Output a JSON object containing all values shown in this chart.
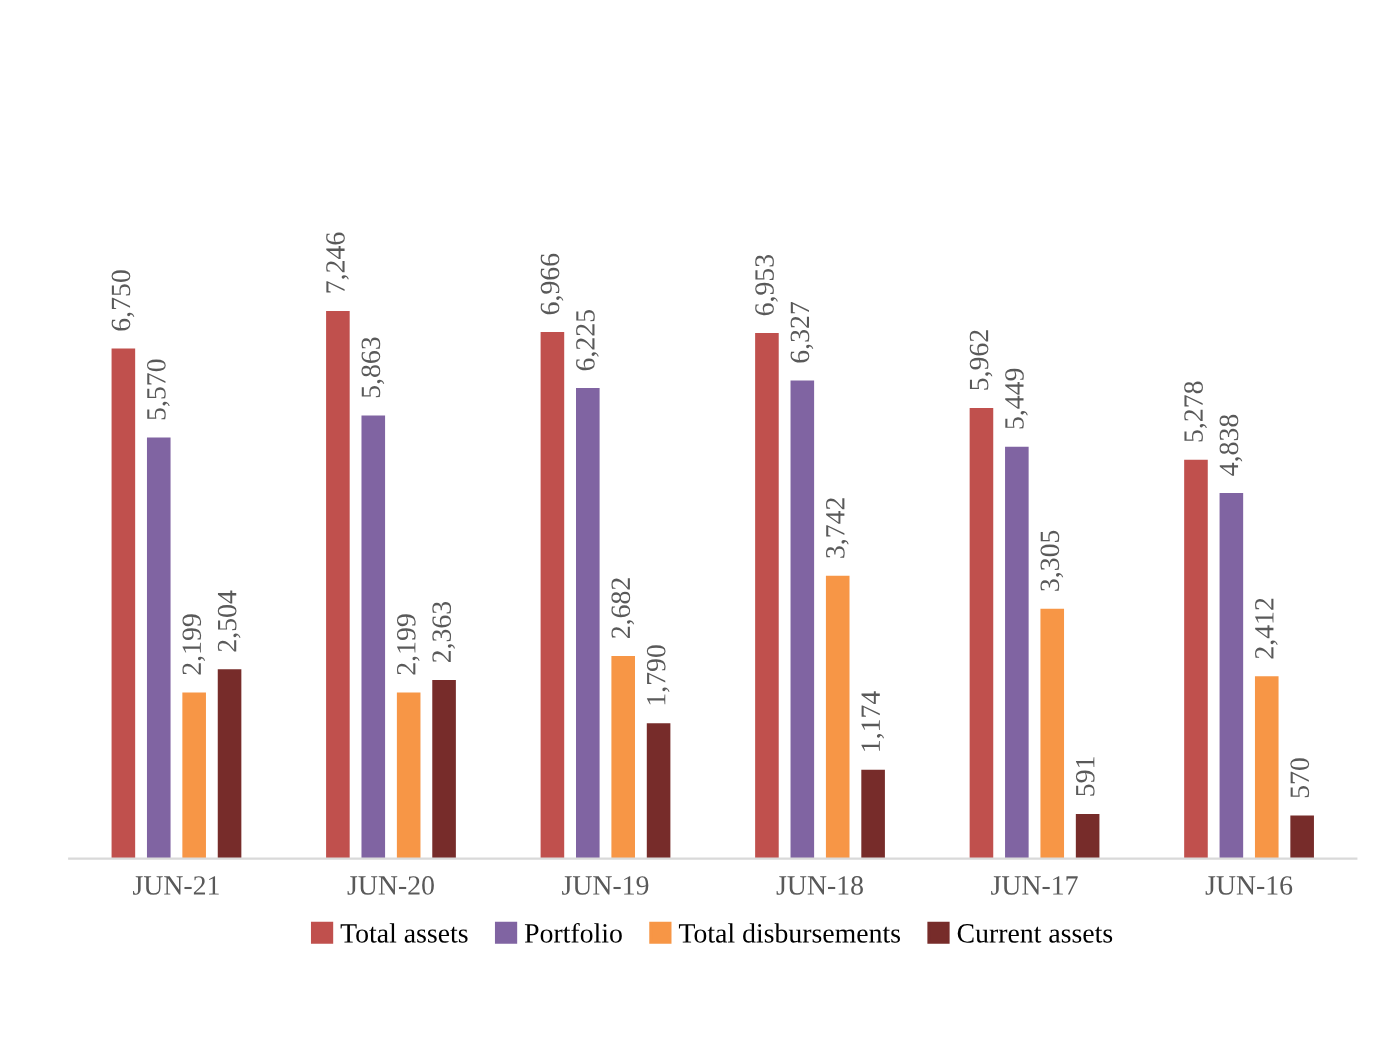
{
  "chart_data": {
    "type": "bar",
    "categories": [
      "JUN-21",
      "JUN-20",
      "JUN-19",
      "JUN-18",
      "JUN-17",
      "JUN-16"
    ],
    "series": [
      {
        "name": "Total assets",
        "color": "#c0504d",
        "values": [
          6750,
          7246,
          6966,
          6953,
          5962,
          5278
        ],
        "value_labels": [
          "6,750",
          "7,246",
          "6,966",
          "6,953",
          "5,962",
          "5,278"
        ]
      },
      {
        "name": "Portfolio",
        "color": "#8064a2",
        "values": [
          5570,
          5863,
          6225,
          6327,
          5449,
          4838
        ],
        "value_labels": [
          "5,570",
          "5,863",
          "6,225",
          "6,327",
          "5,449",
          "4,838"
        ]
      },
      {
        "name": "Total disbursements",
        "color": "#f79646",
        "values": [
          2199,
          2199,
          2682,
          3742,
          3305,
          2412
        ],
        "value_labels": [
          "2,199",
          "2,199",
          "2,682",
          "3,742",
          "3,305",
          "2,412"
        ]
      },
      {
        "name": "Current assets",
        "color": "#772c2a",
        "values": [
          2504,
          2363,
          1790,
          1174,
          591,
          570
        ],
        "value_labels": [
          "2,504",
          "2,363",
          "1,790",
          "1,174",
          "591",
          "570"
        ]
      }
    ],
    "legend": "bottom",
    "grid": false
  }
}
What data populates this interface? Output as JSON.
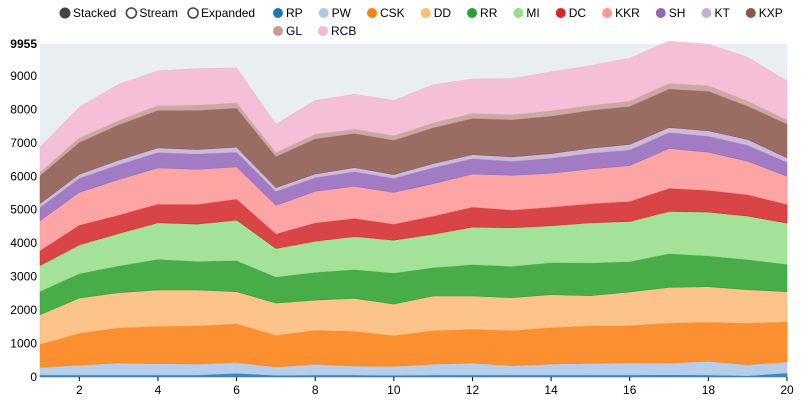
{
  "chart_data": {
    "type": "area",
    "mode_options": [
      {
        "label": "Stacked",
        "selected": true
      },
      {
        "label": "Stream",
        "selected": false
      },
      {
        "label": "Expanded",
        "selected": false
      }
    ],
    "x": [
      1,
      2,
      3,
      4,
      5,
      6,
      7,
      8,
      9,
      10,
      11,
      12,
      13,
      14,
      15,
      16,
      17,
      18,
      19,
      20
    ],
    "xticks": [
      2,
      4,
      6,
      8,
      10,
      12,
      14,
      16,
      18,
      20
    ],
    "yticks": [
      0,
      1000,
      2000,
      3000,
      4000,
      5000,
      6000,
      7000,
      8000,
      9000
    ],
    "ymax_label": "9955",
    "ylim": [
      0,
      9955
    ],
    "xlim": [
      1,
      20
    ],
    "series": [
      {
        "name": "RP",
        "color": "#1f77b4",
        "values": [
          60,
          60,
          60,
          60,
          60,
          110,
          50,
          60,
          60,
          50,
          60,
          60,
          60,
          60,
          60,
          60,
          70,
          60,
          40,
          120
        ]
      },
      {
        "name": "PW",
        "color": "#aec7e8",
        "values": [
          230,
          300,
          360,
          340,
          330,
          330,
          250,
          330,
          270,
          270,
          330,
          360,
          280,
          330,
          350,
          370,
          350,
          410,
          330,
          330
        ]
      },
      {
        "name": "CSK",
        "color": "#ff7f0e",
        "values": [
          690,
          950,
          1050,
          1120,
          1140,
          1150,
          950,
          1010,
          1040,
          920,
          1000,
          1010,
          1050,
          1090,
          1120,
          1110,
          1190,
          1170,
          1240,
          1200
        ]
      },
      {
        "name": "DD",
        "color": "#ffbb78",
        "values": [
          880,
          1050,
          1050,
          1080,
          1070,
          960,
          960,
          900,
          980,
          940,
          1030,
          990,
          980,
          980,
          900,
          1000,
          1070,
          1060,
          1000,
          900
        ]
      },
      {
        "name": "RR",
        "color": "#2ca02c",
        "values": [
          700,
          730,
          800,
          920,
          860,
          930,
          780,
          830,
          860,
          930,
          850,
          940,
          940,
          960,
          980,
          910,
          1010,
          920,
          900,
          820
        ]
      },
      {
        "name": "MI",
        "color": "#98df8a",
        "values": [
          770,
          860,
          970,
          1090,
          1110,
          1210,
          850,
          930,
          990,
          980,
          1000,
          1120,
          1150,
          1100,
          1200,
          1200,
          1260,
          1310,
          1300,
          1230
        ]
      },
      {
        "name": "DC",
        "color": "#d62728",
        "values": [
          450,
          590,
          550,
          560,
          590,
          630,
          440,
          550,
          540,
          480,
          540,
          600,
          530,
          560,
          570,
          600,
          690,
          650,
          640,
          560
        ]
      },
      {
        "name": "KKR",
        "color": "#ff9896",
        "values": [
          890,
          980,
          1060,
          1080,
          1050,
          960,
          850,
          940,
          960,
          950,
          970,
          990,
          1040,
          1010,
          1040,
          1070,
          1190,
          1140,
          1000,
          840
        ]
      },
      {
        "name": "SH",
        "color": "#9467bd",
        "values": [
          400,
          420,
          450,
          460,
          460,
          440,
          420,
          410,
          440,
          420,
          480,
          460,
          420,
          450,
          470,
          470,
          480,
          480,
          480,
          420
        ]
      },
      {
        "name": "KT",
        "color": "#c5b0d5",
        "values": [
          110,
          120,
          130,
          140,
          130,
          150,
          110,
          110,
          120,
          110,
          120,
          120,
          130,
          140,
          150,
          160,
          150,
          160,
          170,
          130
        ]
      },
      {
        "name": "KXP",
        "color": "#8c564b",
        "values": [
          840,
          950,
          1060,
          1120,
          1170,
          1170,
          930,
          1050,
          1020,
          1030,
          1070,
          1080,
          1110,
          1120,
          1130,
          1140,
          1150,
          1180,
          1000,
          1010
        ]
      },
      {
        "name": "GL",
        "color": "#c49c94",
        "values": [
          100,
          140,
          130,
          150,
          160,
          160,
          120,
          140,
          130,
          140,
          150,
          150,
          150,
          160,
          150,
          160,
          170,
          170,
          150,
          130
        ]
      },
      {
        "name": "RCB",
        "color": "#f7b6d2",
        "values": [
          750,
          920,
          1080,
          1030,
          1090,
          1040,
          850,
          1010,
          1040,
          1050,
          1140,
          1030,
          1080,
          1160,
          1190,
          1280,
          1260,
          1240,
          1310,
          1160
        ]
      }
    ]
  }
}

---------------

Pictures appear in the records above. Output everything except them, exactly.

Task solution:
Output a JSON object containing all values shown in this chart.
{
  "chart_data": {
    "type": "bar",
    "categories": [
      "JUN-21",
      "JUN-20",
      "JUN-19",
      "JUN-18",
      "JUN-17",
      "JUN-16"
    ],
    "series": [
      {
        "name": "Total assets",
        "color": "#c0504d",
        "values": [
          6750,
          7246,
          6966,
          6953,
          5962,
          5278
        ],
        "value_labels": [
          "6,750",
          "7,246",
          "6,966",
          "6,953",
          "5,962",
          "5,278"
        ]
      },
      {
        "name": "Portfolio",
        "color": "#8064a2",
        "values": [
          5570,
          5863,
          6225,
          6327,
          5449,
          4838
        ],
        "value_labels": [
          "5,570",
          "5,863",
          "6,225",
          "6,327",
          "5,449",
          "4,838"
        ]
      },
      {
        "name": "Total disbursements",
        "color": "#f79646",
        "values": [
          2199,
          2199,
          2682,
          3742,
          3305,
          2412
        ],
        "value_labels": [
          "2,199",
          "2,199",
          "2,682",
          "3,742",
          "3,305",
          "2,412"
        ]
      },
      {
        "name": "Current assets",
        "color": "#772c2a",
        "values": [
          2504,
          2363,
          1790,
          1174,
          591,
          570
        ],
        "value_labels": [
          "2,504",
          "2,363",
          "1,790",
          "1,174",
          "591",
          "570"
        ]
      }
    ],
    "legend": "bottom",
    "grid": false
  }
}
What data populates this interface? Output as JSON.
{
  "chart_data": {
    "type": "area",
    "mode_options": [
      {
        "label": "Stacked",
        "selected": true
      },
      {
        "label": "Stream",
        "selected": false
      },
      {
        "label": "Expanded",
        "selected": false
      }
    ],
    "x": [
      1,
      2,
      3,
      4,
      5,
      6,
      7,
      8,
      9,
      10,
      11,
      12,
      13,
      14,
      15,
      16,
      17,
      18,
      19,
      20
    ],
    "xticks": [
      2,
      4,
      6,
      8,
      10,
      12,
      14,
      16,
      18,
      20
    ],
    "yticks": [
      0,
      1000,
      2000,
      3000,
      4000,
      5000,
      6000,
      7000,
      8000,
      9000
    ],
    "ymax_label": "9955",
    "ylim": [
      0,
      9955
    ],
    "xlim": [
      1,
      20
    ],
    "series": [
      {
        "name": "RP",
        "color": "#1f77b4",
        "values": [
          60,
          60,
          60,
          60,
          60,
          110,
          50,
          60,
          60,
          50,
          60,
          60,
          60,
          60,
          60,
          60,
          70,
          60,
          40,
          120
        ]
      },
      {
        "name": "PW",
        "color": "#aec7e8",
        "values": [
          230,
          300,
          360,
          340,
          330,
          330,
          250,
          330,
          270,
          270,
          330,
          360,
          280,
          330,
          350,
          370,
          350,
          410,
          330,
          330
        ]
      },
      {
        "name": "CSK",
        "color": "#ff7f0e",
        "values": [
          690,
          950,
          1050,
          1120,
          1140,
          1150,
          950,
          1010,
          1040,
          920,
          1000,
          1010,
          1050,
          1090,
          1120,
          1110,
          1190,
          1170,
          1240,
          1200
        ]
      },
      {
        "name": "DD",
        "color": "#ffbb78",
        "values": [
          880,
          1050,
          1050,
          1080,
          1070,
          960,
          960,
          900,
          980,
          940,
          1030,
          990,
          980,
          980,
          900,
          1000,
          1070,
          1060,
          1000,
          900
        ]
      },
      {
        "name": "RR",
        "color": "#2ca02c",
        "values": [
          700,
          730,
          800,
          920,
          860,
          930,
          780,
          830,
          860,
          930,
          850,
          940,
          940,
          960,
          980,
          910,
          1010,
          920,
          900,
          820
        ]
      },
      {
        "name": "MI",
        "color": "#98df8a",
        "values": [
          770,
          860,
          970,
          1090,
          1110,
          1210,
          850,
          930,
          990,
          980,
          1000,
          1120,
          1150,
          1100,
          1200,
          1200,
          1260,
          1310,
          1300,
          1230
        ]
      },
      {
        "name": "DC",
        "color": "#d62728",
        "values": [
          450,
          590,
          550,
          560,
          590,
          630,
          440,
          550,
          540,
          480,
          540,
          600,
          530,
          560,
          570,
          600,
          690,
          650,
          640,
          560
        ]
      },
      {
        "name": "KKR",
        "color": "#ff9896",
        "values": [
          890,
          980,
          1060,
          1080,
          1050,
          960,
          850,
          940,
          960,
          950,
          970,
          990,
          1040,
          1010,
          1040,
          1070,
          1190,
          1140,
          1000,
          840
        ]
      },
      {
        "name": "SH",
        "color": "#9467bd",
        "values": [
          400,
          420,
          450,
          460,
          460,
          440,
          420,
          410,
          440,
          420,
          480,
          460,
          420,
          450,
          470,
          470,
          480,
          480,
          480,
          420
        ]
      },
      {
        "name": "KT",
        "color": "#c5b0d5",
        "values": [
          110,
          120,
          130,
          140,
          130,
          150,
          110,
          110,
          120,
          110,
          120,
          120,
          130,
          140,
          150,
          160,
          150,
          160,
          170,
          130
        ]
      },
      {
        "name": "KXP",
        "color": "#8c564b",
        "values": [
          840,
          950,
          1060,
          1120,
          1170,
          1170,
          930,
          1050,
          1020,
          1030,
          1070,
          1080,
          1110,
          1120,
          1130,
          1140,
          1150,
          1180,
          1000,
          1010
        ]
      },
      {
        "name": "GL",
        "color": "#c49c94",
        "values": [
          100,
          140,
          130,
          150,
          160,
          160,
          120,
          140,
          130,
          140,
          150,
          150,
          150,
          160,
          150,
          160,
          170,
          170,
          150,
          130
        ]
      },
      {
        "name": "RCB",
        "color": "#f7b6d2",
        "values": [
          750,
          920,
          1080,
          1030,
          1090,
          1040,
          850,
          1010,
          1040,
          1050,
          1140,
          1030,
          1080,
          1160,
          1190,
          1280,
          1260,
          1240,
          1310,
          1160
        ]
      }
    ]
  }
}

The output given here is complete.